:: Task statement ::
Please reproduce every record, keeping each one exactly as written.

:: Information shown ::
====

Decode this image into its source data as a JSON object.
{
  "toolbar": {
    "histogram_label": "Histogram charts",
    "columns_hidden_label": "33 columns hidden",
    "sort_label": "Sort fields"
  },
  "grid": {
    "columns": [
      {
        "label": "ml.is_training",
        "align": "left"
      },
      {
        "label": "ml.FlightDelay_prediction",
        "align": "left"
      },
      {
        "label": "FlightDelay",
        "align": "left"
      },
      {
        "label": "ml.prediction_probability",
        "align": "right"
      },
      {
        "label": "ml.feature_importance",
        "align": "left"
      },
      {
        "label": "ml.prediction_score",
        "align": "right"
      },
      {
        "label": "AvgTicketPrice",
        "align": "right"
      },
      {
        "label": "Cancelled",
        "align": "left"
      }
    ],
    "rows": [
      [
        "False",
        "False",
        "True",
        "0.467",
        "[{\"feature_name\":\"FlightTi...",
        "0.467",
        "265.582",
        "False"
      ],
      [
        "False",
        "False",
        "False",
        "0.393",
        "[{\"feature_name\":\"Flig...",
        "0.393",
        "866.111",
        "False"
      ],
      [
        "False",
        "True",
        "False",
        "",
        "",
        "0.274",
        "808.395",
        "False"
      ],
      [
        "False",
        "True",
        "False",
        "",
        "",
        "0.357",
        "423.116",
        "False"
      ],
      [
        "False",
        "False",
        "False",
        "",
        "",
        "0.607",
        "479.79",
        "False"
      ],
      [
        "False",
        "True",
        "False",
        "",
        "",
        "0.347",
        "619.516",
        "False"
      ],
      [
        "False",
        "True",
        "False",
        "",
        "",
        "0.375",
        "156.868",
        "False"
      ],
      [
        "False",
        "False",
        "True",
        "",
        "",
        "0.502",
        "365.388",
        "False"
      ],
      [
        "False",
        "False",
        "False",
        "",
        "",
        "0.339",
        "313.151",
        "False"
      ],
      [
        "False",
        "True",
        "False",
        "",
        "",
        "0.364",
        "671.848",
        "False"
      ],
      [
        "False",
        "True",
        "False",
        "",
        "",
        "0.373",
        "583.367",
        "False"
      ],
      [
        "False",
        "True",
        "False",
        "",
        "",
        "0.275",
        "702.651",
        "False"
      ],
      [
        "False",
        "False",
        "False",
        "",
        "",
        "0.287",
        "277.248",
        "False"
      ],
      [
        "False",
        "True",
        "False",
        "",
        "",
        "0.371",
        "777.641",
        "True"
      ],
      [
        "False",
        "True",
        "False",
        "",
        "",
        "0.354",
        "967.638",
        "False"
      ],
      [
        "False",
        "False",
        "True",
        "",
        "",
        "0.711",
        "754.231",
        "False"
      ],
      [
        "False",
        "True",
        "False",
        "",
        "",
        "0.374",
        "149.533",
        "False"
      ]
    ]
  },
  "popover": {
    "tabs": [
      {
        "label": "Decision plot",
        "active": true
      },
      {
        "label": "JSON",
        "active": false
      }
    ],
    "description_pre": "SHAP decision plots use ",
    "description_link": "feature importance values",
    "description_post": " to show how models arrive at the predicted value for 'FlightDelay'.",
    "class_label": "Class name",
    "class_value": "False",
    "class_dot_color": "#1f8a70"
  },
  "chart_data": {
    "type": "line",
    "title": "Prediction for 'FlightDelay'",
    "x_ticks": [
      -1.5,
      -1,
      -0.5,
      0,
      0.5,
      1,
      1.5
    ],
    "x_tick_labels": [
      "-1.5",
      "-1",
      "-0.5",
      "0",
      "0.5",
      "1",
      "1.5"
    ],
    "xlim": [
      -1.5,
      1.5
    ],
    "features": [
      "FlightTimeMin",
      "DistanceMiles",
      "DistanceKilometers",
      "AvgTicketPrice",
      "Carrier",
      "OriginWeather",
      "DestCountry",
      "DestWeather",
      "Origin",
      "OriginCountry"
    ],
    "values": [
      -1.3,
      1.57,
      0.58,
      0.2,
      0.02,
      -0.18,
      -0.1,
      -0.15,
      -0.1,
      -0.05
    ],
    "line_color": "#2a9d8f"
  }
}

====

:: Finished answer ::
Decode this image into its source data as a JSON object.
{
  "toolbar": {
    "histogram_label": "Histogram charts",
    "columns_hidden_label": "33 columns hidden",
    "sort_label": "Sort fields"
  },
  "grid": {
    "columns": [
      {
        "label": "ml.is_training",
        "align": "left"
      },
      {
        "label": "ml.FlightDelay_prediction",
        "align": "left"
      },
      {
        "label": "FlightDelay",
        "align": "left"
      },
      {
        "label": "ml.prediction_probability",
        "align": "right"
      },
      {
        "label": "ml.feature_importance",
        "align": "left"
      },
      {
        "label": "ml.prediction_score",
        "align": "right"
      },
      {
        "label": "AvgTicketPrice",
        "align": "right"
      },
      {
        "label": "Cancelled",
        "align": "left"
      }
    ],
    "rows": [
      [
        "False",
        "False",
        "True",
        "0.467",
        "[{\"feature_name\":\"FlightTi...",
        "0.467",
        "265.582",
        "False"
      ],
      [
        "False",
        "False",
        "False",
        "0.393",
        "[{\"feature_name\":\"Flig...",
        "0.393",
        "866.111",
        "False"
      ],
      [
        "False",
        "True",
        "False",
        "",
        "",
        "0.274",
        "808.395",
        "False"
      ],
      [
        "False",
        "True",
        "False",
        "",
        "",
        "0.357",
        "423.116",
        "False"
      ],
      [
        "False",
        "False",
        "False",
        "",
        "",
        "0.607",
        "479.79",
        "False"
      ],
      [
        "False",
        "True",
        "False",
        "",
        "",
        "0.347",
        "619.516",
        "False"
      ],
      [
        "False",
        "True",
        "False",
        "",
        "",
        "0.375",
        "156.868",
        "False"
      ],
      [
        "False",
        "False",
        "True",
        "",
        "",
        "0.502",
        "365.388",
        "False"
      ],
      [
        "False",
        "False",
        "False",
        "",
        "",
        "0.339",
        "313.151",
        "False"
      ],
      [
        "False",
        "True",
        "False",
        "",
        "",
        "0.364",
        "671.848",
        "False"
      ],
      [
        "False",
        "True",
        "False",
        "",
        "",
        "0.373",
        "583.367",
        "False"
      ],
      [
        "False",
        "True",
        "False",
        "",
        "",
        "0.275",
        "702.651",
        "False"
      ],
      [
        "False",
        "False",
        "False",
        "",
        "",
        "0.287",
        "277.248",
        "False"
      ],
      [
        "False",
        "True",
        "False",
        "",
        "",
        "0.371",
        "777.641",
        "True"
      ],
      [
        "False",
        "True",
        "False",
        "",
        "",
        "0.354",
        "967.638",
        "False"
      ],
      [
        "False",
        "False",
        "True",
        "",
        "",
        "0.711",
        "754.231",
        "False"
      ],
      [
        "False",
        "True",
        "False",
        "",
        "",
        "0.374",
        "149.533",
        "False"
      ]
    ]
  },
  "popover": {
    "tabs": [
      {
        "label": "Decision plot",
        "active": true
      },
      {
        "label": "JSON",
        "active": false
      }
    ],
    "description_pre": "SHAP decision plots use ",
    "description_link": "feature importance values",
    "description_post": " to show how models arrive at the predicted value for 'FlightDelay'.",
    "class_label": "Class name",
    "class_value": "False",
    "class_dot_color": "#1f8a70"
  },
  "chart_data": {
    "type": "line",
    "title": "Prediction for 'FlightDelay'",
    "x_ticks": [
      -1.5,
      -1,
      -0.5,
      0,
      0.5,
      1,
      1.5
    ],
    "x_tick_labels": [
      "-1.5",
      "-1",
      "-0.5",
      "0",
      "0.5",
      "1",
      "1.5"
    ],
    "xlim": [
      -1.5,
      1.5
    ],
    "features": [
      "FlightTimeMin",
      "DistanceMiles",
      "DistanceKilometers",
      "AvgTicketPrice",
      "Carrier",
      "OriginWeather",
      "DestCountry",
      "DestWeather",
      "Origin",
      "OriginCountry"
    ],
    "values": [
      -1.3,
      1.57,
      0.58,
      0.2,
      0.02,
      -0.18,
      -0.1,
      -0.15,
      -0.1,
      -0.05
    ],
    "line_color": "#2a9d8f"
  }
}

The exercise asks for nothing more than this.